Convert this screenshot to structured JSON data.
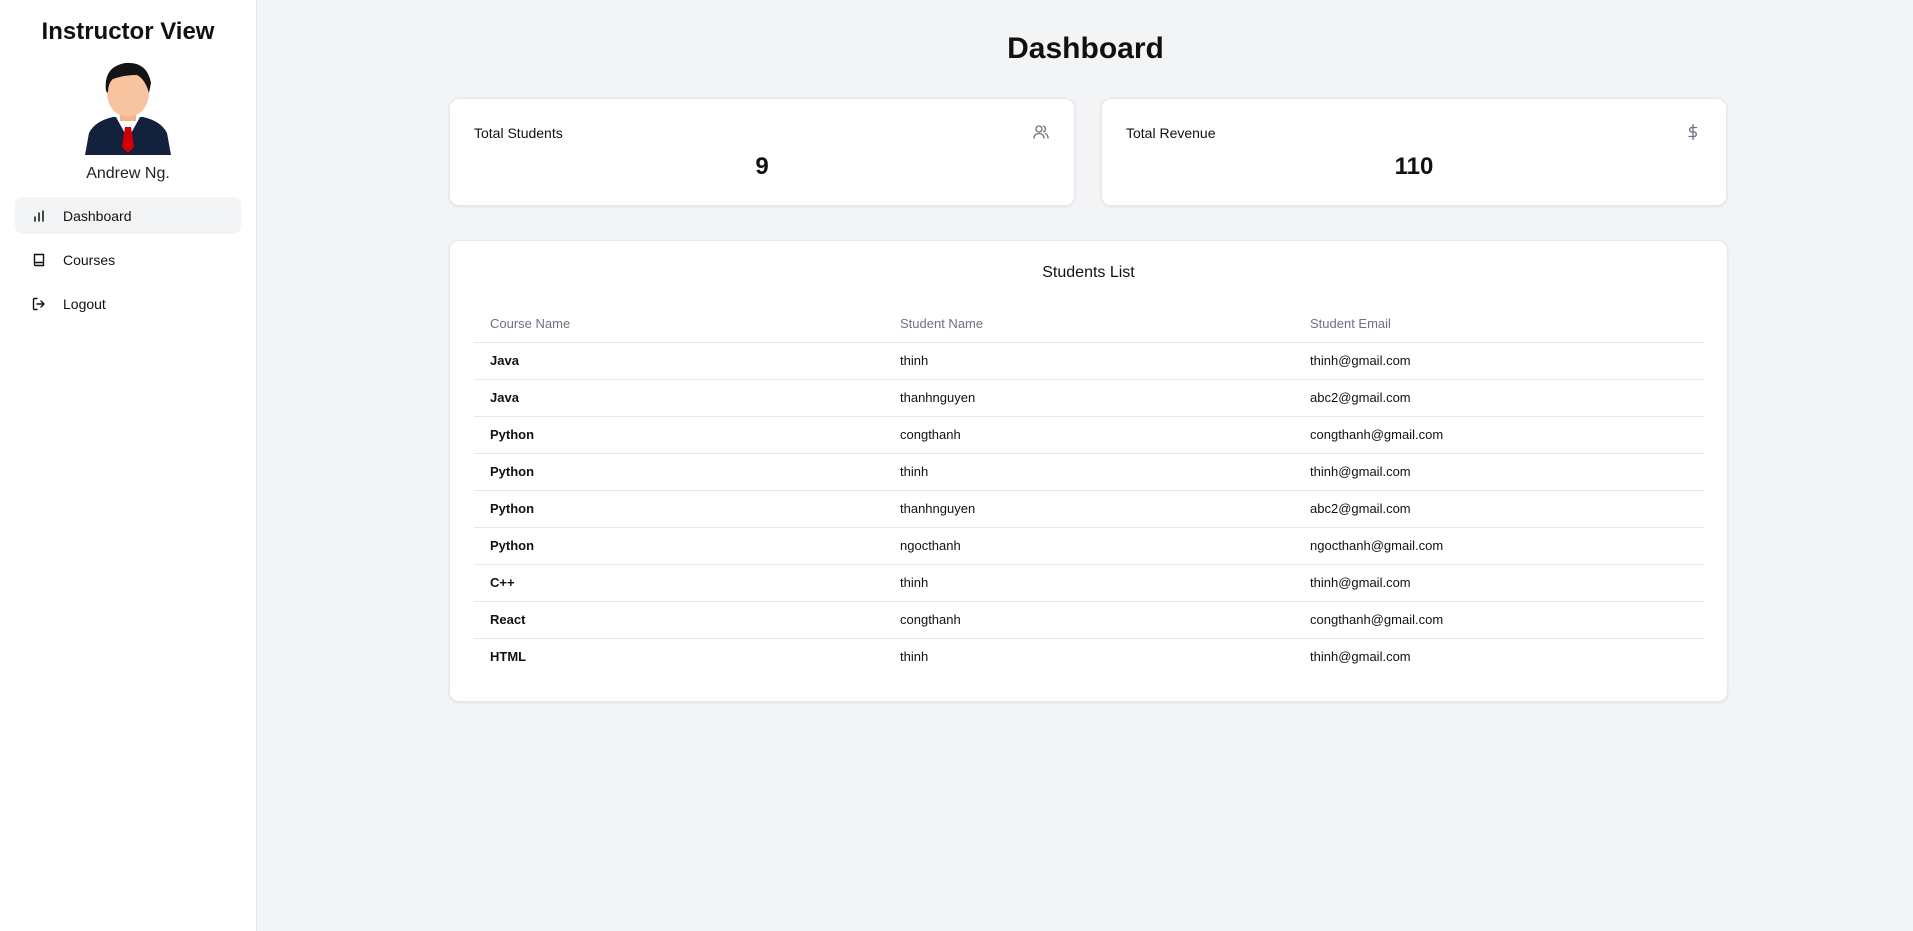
{
  "sidebar": {
    "title": "Instructor View",
    "user_name": "Andrew Ng.",
    "items": [
      {
        "label": "Dashboard",
        "icon": "bar-chart-icon",
        "active": true
      },
      {
        "label": "Courses",
        "icon": "book-icon",
        "active": false
      },
      {
        "label": "Logout",
        "icon": "logout-icon",
        "active": false
      }
    ]
  },
  "main": {
    "title": "Dashboard",
    "stats": [
      {
        "label": "Total Students",
        "value": "9",
        "icon": "users-icon"
      },
      {
        "label": "Total Revenue",
        "value": "110",
        "icon": "dollar-icon"
      }
    ],
    "students_list": {
      "title": "Students List",
      "columns": [
        "Course Name",
        "Student Name",
        "Student Email"
      ],
      "rows": [
        [
          "Java",
          "thinh",
          "thinh@gmail.com"
        ],
        [
          "Java",
          "thanhnguyen",
          "abc2@gmail.com"
        ],
        [
          "Python",
          "congthanh",
          "congthanh@gmail.com"
        ],
        [
          "Python",
          "thinh",
          "thinh@gmail.com"
        ],
        [
          "Python",
          "thanhnguyen",
          "abc2@gmail.com"
        ],
        [
          "Python",
          "ngocthanh",
          "ngocthanh@gmail.com"
        ],
        [
          "C++",
          "thinh",
          "thinh@gmail.com"
        ],
        [
          "React",
          "congthanh",
          "congthanh@gmail.com"
        ],
        [
          "HTML",
          "thinh",
          "thinh@gmail.com"
        ]
      ]
    }
  }
}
===
**SHORT EXERCISE**
Pictures are excluded; copy every other part of the records exactly.

**SOLUTION FOR THIS TASK**
Convert this screenshot to structured JSON data.
{
  "sidebar": {
    "title": "Instructor View",
    "user_name": "Andrew Ng.",
    "items": [
      {
        "label": "Dashboard",
        "icon": "bar-chart-icon",
        "active": true
      },
      {
        "label": "Courses",
        "icon": "book-icon",
        "active": false
      },
      {
        "label": "Logout",
        "icon": "logout-icon",
        "active": false
      }
    ]
  },
  "main": {
    "title": "Dashboard",
    "stats": [
      {
        "label": "Total Students",
        "value": "9",
        "icon": "users-icon"
      },
      {
        "label": "Total Revenue",
        "value": "110",
        "icon": "dollar-icon"
      }
    ],
    "students_list": {
      "title": "Students List",
      "columns": [
        "Course Name",
        "Student Name",
        "Student Email"
      ],
      "rows": [
        [
          "Java",
          "thinh",
          "thinh@gmail.com"
        ],
        [
          "Java",
          "thanhnguyen",
          "abc2@gmail.com"
        ],
        [
          "Python",
          "congthanh",
          "congthanh@gmail.com"
        ],
        [
          "Python",
          "thinh",
          "thinh@gmail.com"
        ],
        [
          "Python",
          "thanhnguyen",
          "abc2@gmail.com"
        ],
        [
          "Python",
          "ngocthanh",
          "ngocthanh@gmail.com"
        ],
        [
          "C++",
          "thinh",
          "thinh@gmail.com"
        ],
        [
          "React",
          "congthanh",
          "congthanh@gmail.com"
        ],
        [
          "HTML",
          "thinh",
          "thinh@gmail.com"
        ]
      ]
    }
  }
}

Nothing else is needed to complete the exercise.